§ What the task asks
Check each line of the data below for the word "effects", then extract the ones that have it.

------------------------------

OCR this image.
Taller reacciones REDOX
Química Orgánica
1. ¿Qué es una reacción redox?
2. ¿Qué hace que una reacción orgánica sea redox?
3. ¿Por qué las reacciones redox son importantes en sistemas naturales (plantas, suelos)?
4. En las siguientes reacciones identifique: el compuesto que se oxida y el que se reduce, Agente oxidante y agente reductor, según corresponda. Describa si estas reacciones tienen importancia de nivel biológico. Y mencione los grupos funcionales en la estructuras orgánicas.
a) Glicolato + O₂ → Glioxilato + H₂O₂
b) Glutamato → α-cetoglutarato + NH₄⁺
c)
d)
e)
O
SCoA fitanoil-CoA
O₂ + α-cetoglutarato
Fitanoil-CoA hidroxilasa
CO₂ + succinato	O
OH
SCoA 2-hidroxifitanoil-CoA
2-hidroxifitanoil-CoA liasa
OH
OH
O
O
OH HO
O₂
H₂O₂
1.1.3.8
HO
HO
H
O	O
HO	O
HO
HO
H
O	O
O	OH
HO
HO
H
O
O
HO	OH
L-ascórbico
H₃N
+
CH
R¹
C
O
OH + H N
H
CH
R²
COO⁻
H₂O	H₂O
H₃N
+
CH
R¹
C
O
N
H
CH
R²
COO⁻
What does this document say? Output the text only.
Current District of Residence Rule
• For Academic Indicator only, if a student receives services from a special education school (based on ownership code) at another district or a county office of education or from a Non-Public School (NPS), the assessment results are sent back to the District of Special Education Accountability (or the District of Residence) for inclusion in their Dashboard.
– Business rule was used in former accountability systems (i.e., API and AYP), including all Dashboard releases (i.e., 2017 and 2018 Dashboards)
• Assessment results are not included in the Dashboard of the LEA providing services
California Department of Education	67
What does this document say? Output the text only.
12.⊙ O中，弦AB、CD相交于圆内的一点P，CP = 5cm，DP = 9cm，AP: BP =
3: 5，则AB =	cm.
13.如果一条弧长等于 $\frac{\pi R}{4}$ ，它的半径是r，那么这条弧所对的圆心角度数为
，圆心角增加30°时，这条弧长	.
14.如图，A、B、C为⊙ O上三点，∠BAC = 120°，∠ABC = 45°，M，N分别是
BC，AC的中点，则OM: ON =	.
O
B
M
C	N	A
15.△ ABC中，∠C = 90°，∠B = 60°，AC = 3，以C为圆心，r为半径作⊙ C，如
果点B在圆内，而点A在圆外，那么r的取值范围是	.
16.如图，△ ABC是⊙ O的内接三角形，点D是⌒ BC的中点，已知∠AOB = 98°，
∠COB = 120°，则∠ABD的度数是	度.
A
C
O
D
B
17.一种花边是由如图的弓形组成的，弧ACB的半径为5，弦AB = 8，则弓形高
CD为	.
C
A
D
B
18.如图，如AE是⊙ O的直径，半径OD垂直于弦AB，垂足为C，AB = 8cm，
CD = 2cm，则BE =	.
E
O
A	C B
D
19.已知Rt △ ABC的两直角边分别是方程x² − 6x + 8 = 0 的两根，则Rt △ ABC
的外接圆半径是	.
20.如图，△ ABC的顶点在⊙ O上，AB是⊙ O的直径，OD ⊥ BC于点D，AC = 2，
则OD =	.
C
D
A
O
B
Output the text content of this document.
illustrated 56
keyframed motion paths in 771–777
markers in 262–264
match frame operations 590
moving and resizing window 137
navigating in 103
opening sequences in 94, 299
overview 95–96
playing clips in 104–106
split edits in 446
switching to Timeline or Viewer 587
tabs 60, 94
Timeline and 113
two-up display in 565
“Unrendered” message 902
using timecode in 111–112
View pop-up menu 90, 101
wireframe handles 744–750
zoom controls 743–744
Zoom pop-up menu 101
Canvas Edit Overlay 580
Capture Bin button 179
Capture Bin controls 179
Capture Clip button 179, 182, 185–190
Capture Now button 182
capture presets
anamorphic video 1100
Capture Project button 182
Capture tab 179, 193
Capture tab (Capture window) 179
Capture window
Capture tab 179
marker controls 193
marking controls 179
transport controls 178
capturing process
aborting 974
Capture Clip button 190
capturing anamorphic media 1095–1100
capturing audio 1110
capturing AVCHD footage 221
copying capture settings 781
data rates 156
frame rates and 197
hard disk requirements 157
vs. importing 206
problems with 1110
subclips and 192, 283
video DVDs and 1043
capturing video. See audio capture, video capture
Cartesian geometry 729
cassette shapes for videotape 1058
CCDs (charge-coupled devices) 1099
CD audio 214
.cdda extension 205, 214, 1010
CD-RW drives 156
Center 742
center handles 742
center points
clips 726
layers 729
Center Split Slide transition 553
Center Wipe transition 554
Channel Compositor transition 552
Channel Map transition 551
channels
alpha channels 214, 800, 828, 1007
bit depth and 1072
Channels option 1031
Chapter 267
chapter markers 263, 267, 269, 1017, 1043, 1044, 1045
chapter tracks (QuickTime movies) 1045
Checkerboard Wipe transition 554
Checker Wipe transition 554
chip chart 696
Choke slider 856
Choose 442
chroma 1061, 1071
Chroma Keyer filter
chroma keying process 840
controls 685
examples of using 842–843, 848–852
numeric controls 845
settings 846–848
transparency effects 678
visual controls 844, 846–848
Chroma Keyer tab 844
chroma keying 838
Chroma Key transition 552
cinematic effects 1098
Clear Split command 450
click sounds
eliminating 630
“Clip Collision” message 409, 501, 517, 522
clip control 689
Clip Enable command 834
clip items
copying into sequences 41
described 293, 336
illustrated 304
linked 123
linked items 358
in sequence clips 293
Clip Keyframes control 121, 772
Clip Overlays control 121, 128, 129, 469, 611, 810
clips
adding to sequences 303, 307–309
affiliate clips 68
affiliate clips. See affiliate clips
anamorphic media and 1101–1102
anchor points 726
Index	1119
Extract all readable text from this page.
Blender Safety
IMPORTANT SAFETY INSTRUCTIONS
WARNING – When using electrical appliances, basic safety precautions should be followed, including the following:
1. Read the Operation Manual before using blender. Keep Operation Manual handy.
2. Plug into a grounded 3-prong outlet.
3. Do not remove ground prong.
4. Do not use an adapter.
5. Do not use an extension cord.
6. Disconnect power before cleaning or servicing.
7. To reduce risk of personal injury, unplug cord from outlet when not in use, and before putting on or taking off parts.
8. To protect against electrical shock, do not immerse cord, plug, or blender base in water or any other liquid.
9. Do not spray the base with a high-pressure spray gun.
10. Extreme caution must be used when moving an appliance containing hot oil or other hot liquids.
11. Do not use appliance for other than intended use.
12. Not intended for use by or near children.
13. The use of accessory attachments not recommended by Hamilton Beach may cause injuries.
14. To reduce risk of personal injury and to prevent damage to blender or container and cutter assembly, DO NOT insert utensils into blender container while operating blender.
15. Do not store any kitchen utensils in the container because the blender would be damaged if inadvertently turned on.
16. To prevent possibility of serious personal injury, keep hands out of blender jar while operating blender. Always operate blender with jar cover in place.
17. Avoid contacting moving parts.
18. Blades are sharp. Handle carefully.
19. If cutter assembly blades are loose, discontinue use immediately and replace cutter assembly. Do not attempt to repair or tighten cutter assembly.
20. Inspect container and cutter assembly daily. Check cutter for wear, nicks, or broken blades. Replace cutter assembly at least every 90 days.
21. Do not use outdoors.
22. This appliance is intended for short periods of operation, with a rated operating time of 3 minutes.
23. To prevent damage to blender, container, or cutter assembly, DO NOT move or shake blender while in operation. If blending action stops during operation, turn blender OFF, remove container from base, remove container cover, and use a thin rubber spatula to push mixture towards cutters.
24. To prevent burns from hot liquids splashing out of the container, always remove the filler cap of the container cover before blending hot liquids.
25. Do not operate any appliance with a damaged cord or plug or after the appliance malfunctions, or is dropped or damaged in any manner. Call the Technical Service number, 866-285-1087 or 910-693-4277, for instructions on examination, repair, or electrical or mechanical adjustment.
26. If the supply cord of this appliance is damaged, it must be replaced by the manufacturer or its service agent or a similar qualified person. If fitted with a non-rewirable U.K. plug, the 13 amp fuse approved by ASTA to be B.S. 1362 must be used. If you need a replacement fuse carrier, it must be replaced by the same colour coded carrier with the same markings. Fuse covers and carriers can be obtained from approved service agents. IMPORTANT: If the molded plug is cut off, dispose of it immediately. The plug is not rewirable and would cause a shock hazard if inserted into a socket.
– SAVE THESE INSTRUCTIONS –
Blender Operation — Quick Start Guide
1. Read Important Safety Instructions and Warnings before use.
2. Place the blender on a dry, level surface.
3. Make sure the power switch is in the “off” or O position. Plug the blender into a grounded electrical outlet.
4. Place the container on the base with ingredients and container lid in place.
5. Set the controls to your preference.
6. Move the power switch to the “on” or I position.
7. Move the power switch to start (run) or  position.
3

------------------------------

§ Task solution
transparency effects 678
cinematic effects 1098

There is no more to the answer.